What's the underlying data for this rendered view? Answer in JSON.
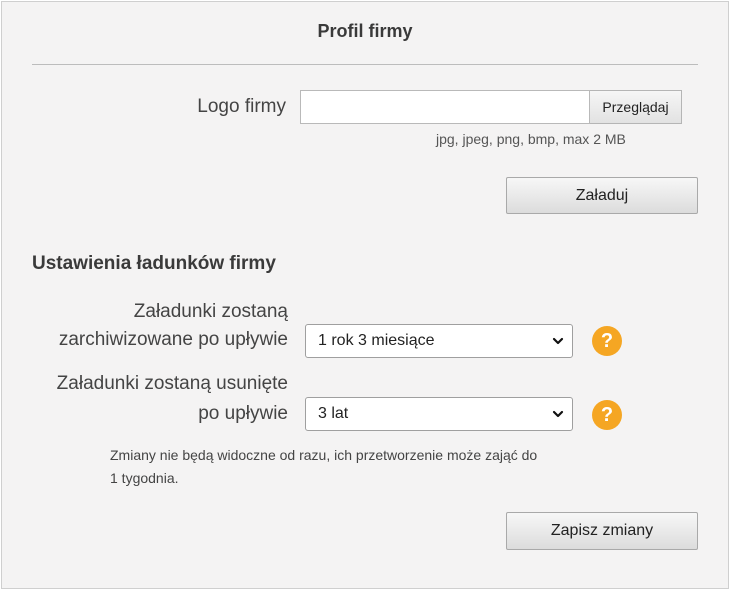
{
  "header": {
    "title": "Profil firmy"
  },
  "logo": {
    "label": "Logo firmy",
    "browse_label": "Przeglądaj",
    "hint": "jpg, jpeg, png, bmp, max 2 MB",
    "upload_label": "Załaduj"
  },
  "settings": {
    "title": "Ustawienia ładunków firmy",
    "archive": {
      "label_line1": "Załadunki zostaną",
      "label_line2": "zarchiwizowane po upływie",
      "selected": "1 rok 3 miesiące",
      "help_icon": "?"
    },
    "delete": {
      "label_line1": "Załadunki zostaną usunięte",
      "label_line2": "po upływie",
      "selected": "3 lat",
      "help_icon": "?"
    },
    "note_line1": "Zmiany nie będą widoczne od razu, ich przetworzenie może zająć do",
    "note_line2": "1 tygodnia.",
    "save_label": "Zapisz zmiany"
  },
  "colors": {
    "panel_bg": "#f4f3f3",
    "help_icon_bg": "#f5a623",
    "text": "#444444"
  }
}
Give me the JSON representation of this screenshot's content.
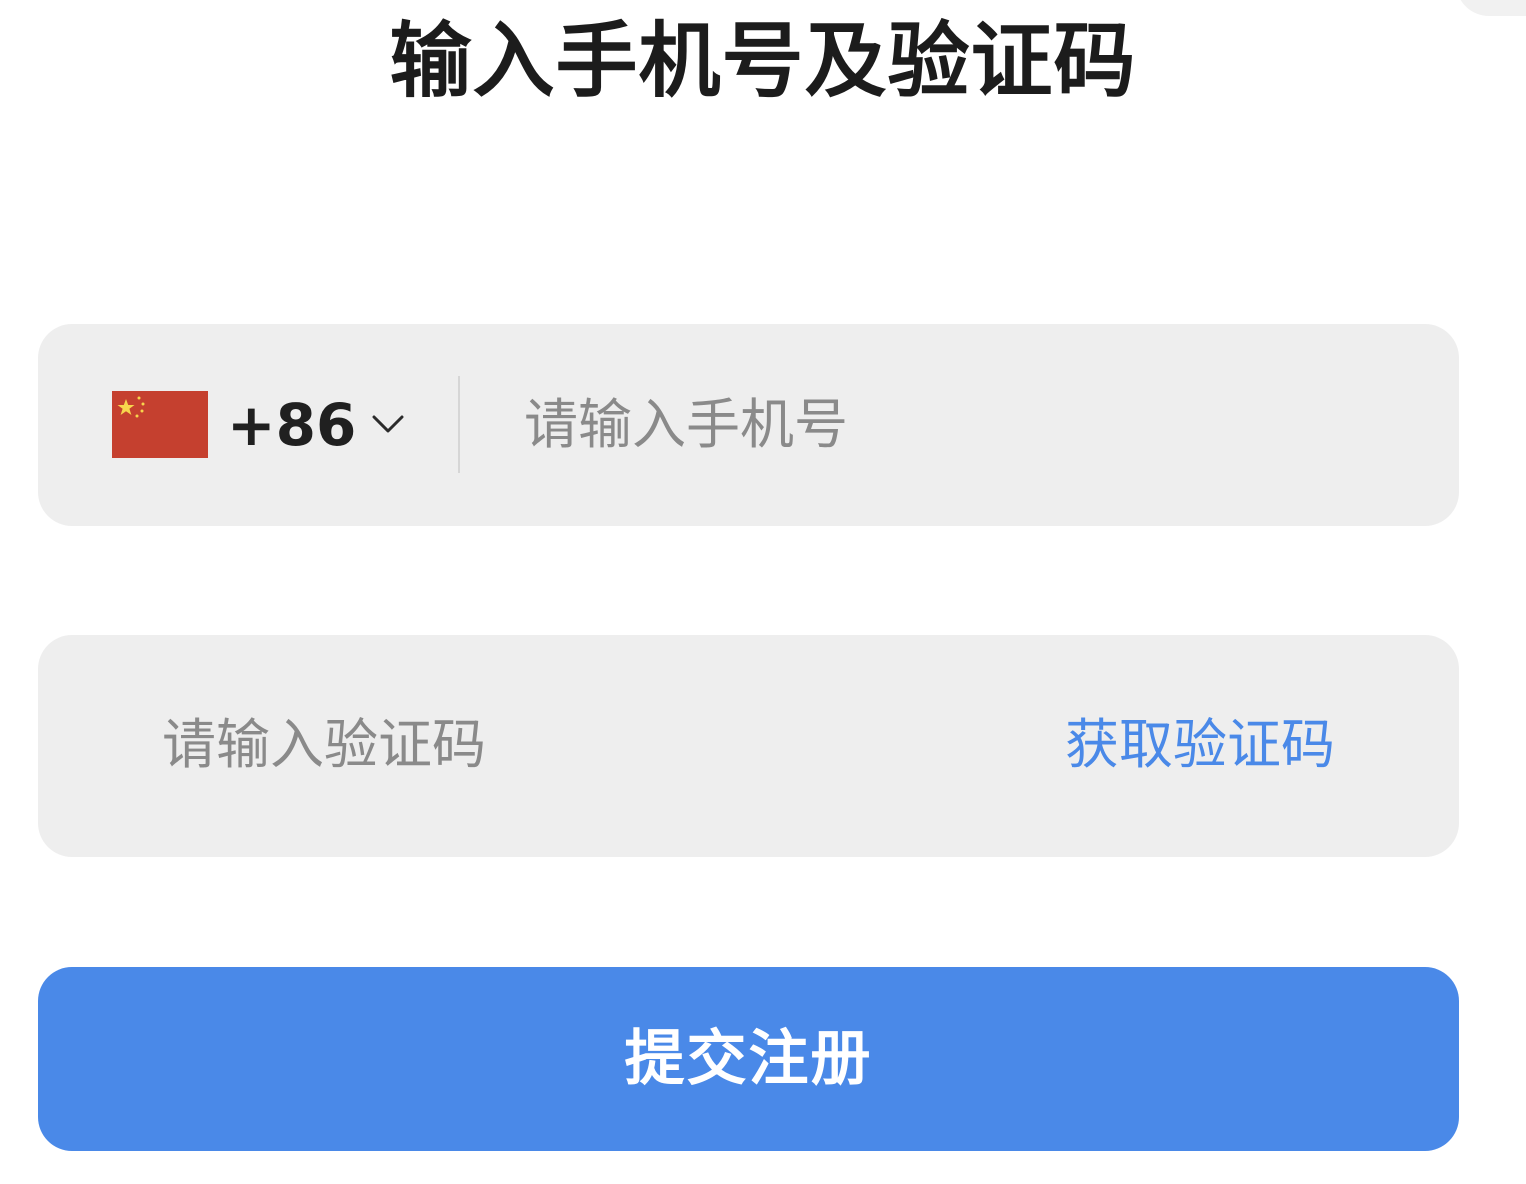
{
  "title": "输入手机号及验证码",
  "phone_field": {
    "flag_icon": "china-flag-icon",
    "country_code": "+86",
    "dropdown_icon": "chevron-down-icon",
    "placeholder": "请输入手机号",
    "value": ""
  },
  "code_field": {
    "placeholder": "请输入验证码",
    "value": "",
    "get_code_label": "获取验证码"
  },
  "submit_label": "提交注册",
  "colors": {
    "accent": "#4a89e8",
    "field_background": "#eeeeee",
    "flag_red": "#c5402f",
    "flag_yellow": "#f7d54d"
  }
}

------------------------------------------------------------

■ **The request**: Return the material exactly as given, apart from the pictures.

■ **Correct result**:
What's the underlying data for this rendered view? Answer in JSON.
{
  "header": {
    "title": "Profil firmy"
  },
  "logo": {
    "label": "Logo firmy",
    "browse_label": "Przeglądaj",
    "hint": "jpg, jpeg, png, bmp, max 2 MB",
    "upload_label": "Załaduj"
  },
  "settings": {
    "title": "Ustawienia ładunków firmy",
    "archive": {
      "label_line1": "Załadunki zostaną",
      "label_line2": "zarchiwizowane po upływie",
      "selected": "1 rok 3 miesiące",
      "help_icon": "?"
    },
    "delete": {
      "label_line1": "Załadunki zostaną usunięte",
      "label_line2": "po upływie",
      "selected": "3 lat",
      "help_icon": "?"
    },
    "note_line1": "Zmiany nie będą widoczne od razu, ich przetworzenie może zająć do",
    "note_line2": "1 tygodnia.",
    "save_label": "Zapisz zmiany"
  },
  "colors": {
    "panel_bg": "#f4f3f3",
    "help_icon_bg": "#f5a623",
    "text": "#444444"
  }
}
Give me the JSON representation of this screenshot's content.
{
  "title": "输入手机号及验证码",
  "phone_field": {
    "flag_icon": "china-flag-icon",
    "country_code": "+86",
    "dropdown_icon": "chevron-down-icon",
    "placeholder": "请输入手机号",
    "value": ""
  },
  "code_field": {
    "placeholder": "请输入验证码",
    "value": "",
    "get_code_label": "获取验证码"
  },
  "submit_label": "提交注册",
  "colors": {
    "accent": "#4a89e8",
    "field_background": "#eeeeee",
    "flag_red": "#c5402f",
    "flag_yellow": "#f7d54d"
  }
}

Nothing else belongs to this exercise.